What you will do: Reproduce every line below, substituting "data-cell" for each occurrence of "table-cell" and leaving all other text unchanged.
───── Records for processing ─────
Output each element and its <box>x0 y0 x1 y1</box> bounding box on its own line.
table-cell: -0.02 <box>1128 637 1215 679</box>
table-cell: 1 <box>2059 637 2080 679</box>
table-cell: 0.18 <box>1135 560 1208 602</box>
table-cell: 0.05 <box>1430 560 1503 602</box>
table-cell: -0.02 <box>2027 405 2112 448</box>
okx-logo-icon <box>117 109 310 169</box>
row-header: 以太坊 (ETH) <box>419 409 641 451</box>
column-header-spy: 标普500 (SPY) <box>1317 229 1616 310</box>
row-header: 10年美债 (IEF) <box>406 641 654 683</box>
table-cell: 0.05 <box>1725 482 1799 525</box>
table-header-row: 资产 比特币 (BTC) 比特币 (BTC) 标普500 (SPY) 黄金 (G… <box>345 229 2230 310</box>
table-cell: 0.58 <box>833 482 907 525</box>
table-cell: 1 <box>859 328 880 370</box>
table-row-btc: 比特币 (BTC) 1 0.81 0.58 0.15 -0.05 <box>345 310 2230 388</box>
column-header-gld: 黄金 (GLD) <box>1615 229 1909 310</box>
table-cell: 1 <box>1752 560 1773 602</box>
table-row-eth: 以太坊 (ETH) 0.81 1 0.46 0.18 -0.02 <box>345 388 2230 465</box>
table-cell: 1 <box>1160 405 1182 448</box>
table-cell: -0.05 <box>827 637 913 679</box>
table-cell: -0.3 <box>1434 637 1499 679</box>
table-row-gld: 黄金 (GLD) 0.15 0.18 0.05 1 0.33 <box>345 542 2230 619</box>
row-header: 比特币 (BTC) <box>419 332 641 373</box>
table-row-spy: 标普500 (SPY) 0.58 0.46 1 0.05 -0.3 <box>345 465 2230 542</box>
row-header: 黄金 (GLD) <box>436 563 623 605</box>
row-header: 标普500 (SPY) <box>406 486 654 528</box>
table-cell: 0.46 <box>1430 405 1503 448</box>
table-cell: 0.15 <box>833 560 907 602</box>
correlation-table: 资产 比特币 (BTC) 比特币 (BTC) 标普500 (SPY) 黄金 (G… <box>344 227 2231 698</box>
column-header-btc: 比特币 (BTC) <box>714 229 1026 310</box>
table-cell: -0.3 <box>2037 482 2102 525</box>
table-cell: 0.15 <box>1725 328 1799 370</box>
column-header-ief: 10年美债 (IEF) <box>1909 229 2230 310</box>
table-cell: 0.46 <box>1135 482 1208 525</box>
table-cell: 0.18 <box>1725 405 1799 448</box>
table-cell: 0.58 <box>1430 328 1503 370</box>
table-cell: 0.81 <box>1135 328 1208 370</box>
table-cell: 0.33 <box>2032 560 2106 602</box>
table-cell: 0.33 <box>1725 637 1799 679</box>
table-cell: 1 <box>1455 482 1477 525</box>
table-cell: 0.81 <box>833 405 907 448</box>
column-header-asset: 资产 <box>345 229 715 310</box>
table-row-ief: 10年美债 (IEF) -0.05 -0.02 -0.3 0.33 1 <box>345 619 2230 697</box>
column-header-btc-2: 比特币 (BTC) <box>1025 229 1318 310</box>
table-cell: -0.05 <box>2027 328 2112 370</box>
─────
Finished task:
Output each element and its <box>x0 y0 x1 y1</box> bounding box on its own line.
data-cell: -0.02 <box>1128 637 1215 679</box>
data-cell: 1 <box>2059 637 2080 679</box>
data-cell: 0.18 <box>1135 560 1208 602</box>
data-cell: 0.05 <box>1430 560 1503 602</box>
data-cell: -0.02 <box>2027 405 2112 448</box>
okx-logo-icon <box>117 109 310 169</box>
row-header: 以太坊 (ETH) <box>419 409 641 451</box>
column-header-spy: 标普500 (SPY) <box>1317 229 1616 310</box>
row-header: 10年美债 (IEF) <box>406 641 654 683</box>
data-cell: 0.05 <box>1725 482 1799 525</box>
table-header-row: 资产 比特币 (BTC) 比特币 (BTC) 标普500 (SPY) 黄金 (G… <box>345 229 2230 310</box>
data-cell: 0.58 <box>833 482 907 525</box>
data-cell: 1 <box>859 328 880 370</box>
table-row-btc: 比特币 (BTC) 1 0.81 0.58 0.15 -0.05 <box>345 310 2230 388</box>
column-header-gld: 黄金 (GLD) <box>1615 229 1909 310</box>
data-cell: 1 <box>1752 560 1773 602</box>
table-row-eth: 以太坊 (ETH) 0.81 1 0.46 0.18 -0.02 <box>345 388 2230 465</box>
data-cell: 1 <box>1160 405 1182 448</box>
data-cell: -0.05 <box>827 637 913 679</box>
data-cell: -0.3 <box>1434 637 1499 679</box>
table-row-gld: 黄金 (GLD) 0.15 0.18 0.05 1 0.33 <box>345 542 2230 619</box>
row-header: 比特币 (BTC) <box>419 332 641 373</box>
table-row-spy: 标普500 (SPY) 0.58 0.46 1 0.05 -0.3 <box>345 465 2230 542</box>
row-header: 黄金 (GLD) <box>436 563 623 605</box>
row-header: 标普500 (SPY) <box>406 486 654 528</box>
data-cell: 0.46 <box>1430 405 1503 448</box>
data-cell: 0.15 <box>833 560 907 602</box>
correlation-table: 资产 比特币 (BTC) 比特币 (BTC) 标普500 (SPY) 黄金 (G… <box>344 227 2231 698</box>
column-header-btc: 比特币 (BTC) <box>714 229 1026 310</box>
data-cell: -0.3 <box>2037 482 2102 525</box>
data-cell: 0.15 <box>1725 328 1799 370</box>
column-header-ief: 10年美债 (IEF) <box>1909 229 2230 310</box>
data-cell: 0.46 <box>1135 482 1208 525</box>
data-cell: 0.18 <box>1725 405 1799 448</box>
data-cell: 0.58 <box>1430 328 1503 370</box>
data-cell: 0.81 <box>1135 328 1208 370</box>
data-cell: 0.33 <box>2032 560 2106 602</box>
data-cell: 0.33 <box>1725 637 1799 679</box>
data-cell: 1 <box>1455 482 1477 525</box>
data-cell: 0.81 <box>833 405 907 448</box>
column-header-asset: 资产 <box>345 229 715 310</box>
table-row-ief: 10年美债 (IEF) -0.05 -0.02 -0.3 0.33 1 <box>345 619 2230 697</box>
column-header-btc-2: 比特币 (BTC) <box>1025 229 1318 310</box>
data-cell: -0.05 <box>2027 328 2112 370</box>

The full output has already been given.